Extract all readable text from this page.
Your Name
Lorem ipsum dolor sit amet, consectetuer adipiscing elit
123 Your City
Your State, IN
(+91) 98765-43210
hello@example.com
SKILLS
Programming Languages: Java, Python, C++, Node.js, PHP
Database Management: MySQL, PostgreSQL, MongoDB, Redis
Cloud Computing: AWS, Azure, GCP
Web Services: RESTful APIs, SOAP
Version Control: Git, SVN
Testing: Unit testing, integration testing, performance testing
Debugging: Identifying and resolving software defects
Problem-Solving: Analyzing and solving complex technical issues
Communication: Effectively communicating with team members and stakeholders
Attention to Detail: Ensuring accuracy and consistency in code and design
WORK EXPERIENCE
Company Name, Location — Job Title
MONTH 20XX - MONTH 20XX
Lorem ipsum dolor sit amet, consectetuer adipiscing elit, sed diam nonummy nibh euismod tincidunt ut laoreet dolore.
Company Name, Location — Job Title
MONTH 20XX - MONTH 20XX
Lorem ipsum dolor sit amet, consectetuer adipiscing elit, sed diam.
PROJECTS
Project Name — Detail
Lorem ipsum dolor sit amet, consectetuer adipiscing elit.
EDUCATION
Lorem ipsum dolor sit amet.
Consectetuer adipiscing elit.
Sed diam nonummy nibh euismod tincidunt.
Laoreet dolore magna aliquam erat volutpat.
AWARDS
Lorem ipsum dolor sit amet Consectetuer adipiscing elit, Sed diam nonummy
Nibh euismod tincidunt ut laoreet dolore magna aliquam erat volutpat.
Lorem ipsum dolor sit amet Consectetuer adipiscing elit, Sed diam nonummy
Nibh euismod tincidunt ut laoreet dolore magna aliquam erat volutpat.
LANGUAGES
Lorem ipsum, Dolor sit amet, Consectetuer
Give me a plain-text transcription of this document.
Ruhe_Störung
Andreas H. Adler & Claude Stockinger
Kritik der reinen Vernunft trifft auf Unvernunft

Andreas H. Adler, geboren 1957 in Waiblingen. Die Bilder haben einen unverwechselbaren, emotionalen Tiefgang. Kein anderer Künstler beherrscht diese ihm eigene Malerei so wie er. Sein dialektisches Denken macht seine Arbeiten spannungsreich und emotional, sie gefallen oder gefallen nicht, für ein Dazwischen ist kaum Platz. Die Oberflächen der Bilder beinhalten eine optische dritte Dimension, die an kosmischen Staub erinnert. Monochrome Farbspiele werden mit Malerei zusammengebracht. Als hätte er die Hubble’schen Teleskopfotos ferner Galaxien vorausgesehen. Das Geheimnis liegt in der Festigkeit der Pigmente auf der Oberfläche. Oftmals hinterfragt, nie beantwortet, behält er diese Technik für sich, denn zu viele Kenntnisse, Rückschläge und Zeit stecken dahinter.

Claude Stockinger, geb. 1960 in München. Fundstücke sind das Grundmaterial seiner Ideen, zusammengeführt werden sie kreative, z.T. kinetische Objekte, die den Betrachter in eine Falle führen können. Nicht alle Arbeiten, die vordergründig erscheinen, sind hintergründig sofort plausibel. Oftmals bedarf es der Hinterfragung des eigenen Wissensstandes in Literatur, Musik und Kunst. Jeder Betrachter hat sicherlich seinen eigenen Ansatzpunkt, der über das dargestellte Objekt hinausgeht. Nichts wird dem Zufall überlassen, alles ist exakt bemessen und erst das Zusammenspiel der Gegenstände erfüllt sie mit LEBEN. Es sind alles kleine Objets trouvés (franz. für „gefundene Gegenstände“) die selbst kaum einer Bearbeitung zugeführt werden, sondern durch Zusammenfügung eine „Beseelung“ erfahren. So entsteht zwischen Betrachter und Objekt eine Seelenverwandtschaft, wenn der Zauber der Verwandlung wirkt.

================

_What is needed_: Count each line above in which the string "text" appears, then state only the total.

_Reply_: 2